◆ SELECTED EXTRACT ◆
_ _ _ _

The intent of the party's, as may be demonstrated by the entitlements created in the wills of Eric…and Robert…and later negotiations and agreement was that the Applicant and Judith … would acquire ownership of the Newport and Turrumurra property's respectively.
There were a number of property dealings between the parties that were proceeded with in error that have no effect on the ultimate outcome other than to attract the assessment of duty. The intention of the parties could have been realised by one transaction where the concessions afforded by section 30 would have applied.
It is the applicants view that the intent of the parties could have been realised, and an identical outcome obtained, by a single partition transaction as an alternative to the dealings entered.
In the absence of the earlier dealings the parties could have proceeded with a partition in accordance with the Deed of 23rd June 2014 where they would have been afforded the exemptions provided for in section 30.

_ _ _ _

◆ WHAT THE EXERCISE ASKS ◆
Reproduce word for word everything in the passage on the property partition, from "The intent of the party's, as" down to "would have applied.".

_ _ _ _

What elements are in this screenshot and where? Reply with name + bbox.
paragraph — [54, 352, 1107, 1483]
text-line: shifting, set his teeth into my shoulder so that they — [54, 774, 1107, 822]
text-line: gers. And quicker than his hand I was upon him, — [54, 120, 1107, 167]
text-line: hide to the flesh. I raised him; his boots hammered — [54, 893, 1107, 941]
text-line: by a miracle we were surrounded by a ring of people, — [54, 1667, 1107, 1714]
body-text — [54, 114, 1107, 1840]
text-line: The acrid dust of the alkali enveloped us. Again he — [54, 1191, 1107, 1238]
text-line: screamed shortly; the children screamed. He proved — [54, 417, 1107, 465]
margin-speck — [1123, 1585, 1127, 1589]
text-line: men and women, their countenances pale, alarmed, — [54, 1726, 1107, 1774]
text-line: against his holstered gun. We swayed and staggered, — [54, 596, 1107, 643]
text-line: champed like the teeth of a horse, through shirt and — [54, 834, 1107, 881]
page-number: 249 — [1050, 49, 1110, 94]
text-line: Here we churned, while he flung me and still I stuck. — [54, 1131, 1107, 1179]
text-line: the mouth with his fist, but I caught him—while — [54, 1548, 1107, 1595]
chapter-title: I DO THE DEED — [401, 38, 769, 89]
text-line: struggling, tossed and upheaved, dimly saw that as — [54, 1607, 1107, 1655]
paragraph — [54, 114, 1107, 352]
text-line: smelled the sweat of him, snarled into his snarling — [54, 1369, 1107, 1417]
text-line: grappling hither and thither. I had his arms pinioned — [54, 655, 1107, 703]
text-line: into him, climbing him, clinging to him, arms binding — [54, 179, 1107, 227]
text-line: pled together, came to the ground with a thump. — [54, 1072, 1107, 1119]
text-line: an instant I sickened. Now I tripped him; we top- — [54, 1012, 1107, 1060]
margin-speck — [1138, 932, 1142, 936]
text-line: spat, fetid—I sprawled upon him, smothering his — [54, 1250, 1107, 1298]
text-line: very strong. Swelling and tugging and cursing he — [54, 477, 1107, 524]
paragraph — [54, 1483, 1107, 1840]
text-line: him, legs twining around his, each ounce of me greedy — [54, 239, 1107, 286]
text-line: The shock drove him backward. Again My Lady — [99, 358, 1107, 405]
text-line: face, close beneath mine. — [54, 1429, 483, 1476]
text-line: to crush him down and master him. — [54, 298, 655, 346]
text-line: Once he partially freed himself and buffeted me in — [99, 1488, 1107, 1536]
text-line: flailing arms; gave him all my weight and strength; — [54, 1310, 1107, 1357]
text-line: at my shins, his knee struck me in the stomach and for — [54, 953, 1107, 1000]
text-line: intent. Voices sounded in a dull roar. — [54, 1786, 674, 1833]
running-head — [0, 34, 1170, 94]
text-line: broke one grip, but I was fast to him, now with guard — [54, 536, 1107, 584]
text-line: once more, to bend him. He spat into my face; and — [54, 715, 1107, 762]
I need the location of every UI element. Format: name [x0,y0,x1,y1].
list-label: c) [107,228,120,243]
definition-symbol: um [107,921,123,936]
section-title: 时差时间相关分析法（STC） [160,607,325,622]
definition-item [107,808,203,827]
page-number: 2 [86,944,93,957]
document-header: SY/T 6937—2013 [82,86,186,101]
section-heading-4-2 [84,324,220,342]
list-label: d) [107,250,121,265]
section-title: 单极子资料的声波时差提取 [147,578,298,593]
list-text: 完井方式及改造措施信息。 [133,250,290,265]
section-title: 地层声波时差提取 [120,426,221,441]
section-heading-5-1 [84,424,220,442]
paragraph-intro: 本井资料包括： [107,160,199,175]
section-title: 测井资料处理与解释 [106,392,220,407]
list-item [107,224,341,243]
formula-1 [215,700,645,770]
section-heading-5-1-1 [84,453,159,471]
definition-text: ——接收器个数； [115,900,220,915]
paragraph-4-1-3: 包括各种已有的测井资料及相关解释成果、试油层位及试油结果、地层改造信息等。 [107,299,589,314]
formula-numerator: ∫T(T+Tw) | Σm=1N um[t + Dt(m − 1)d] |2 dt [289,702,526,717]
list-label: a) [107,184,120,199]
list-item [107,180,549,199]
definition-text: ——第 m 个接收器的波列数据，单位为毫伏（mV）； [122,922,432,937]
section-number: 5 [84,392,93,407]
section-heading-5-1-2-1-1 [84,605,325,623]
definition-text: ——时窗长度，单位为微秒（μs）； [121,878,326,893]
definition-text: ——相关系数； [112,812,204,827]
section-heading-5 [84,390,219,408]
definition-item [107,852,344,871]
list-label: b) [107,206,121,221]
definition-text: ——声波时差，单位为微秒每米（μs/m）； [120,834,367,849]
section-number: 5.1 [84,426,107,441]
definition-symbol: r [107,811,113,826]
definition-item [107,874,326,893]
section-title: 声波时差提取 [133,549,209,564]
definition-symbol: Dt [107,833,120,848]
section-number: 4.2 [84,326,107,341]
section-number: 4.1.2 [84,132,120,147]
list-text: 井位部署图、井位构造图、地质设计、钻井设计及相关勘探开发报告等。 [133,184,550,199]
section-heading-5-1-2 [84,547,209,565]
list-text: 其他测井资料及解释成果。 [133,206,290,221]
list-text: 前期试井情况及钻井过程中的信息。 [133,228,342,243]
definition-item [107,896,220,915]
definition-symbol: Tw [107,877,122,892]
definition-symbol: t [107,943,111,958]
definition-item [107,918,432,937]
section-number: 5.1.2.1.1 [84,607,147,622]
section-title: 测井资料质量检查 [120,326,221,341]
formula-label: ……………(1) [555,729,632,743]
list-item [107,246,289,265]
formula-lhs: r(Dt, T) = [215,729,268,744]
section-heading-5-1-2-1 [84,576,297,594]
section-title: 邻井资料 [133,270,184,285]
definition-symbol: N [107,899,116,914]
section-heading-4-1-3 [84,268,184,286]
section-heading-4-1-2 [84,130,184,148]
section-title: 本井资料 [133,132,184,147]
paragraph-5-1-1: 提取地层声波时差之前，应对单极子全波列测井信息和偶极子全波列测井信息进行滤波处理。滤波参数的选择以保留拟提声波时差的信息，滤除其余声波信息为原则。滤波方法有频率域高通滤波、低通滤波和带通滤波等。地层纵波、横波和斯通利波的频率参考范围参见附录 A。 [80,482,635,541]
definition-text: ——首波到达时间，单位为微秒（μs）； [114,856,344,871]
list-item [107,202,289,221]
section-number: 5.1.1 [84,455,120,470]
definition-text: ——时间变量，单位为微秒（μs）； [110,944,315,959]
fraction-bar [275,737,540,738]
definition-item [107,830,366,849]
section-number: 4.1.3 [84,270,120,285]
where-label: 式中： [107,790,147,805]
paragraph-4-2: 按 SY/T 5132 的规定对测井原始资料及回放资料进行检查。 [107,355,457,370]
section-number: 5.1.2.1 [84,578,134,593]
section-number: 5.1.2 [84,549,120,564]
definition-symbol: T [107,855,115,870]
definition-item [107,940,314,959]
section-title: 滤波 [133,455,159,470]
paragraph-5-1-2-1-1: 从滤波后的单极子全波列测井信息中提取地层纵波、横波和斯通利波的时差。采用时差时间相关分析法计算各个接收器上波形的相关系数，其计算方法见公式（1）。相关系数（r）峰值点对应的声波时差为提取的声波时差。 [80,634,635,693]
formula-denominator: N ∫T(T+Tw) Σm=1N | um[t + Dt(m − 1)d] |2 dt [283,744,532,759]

_ _ _ _

◆ ANSWER TO THIS PROBLEM ◆
The intent of the party's, as may be demonstrated by the entitlements created in the wills of Eric…and Robert…and later negotiations and agreement was that the Applicant and Judith … would acquire ownership of the Newport and Turrumurra property's respectively.
There were a number of property dealings between the parties that were proceeded with in error that have no effect on the ultimate outcome other than to attract the assessment of duty. The intention of the parties could have been realised by one transaction where the concessions afforded by section 30 would have applied.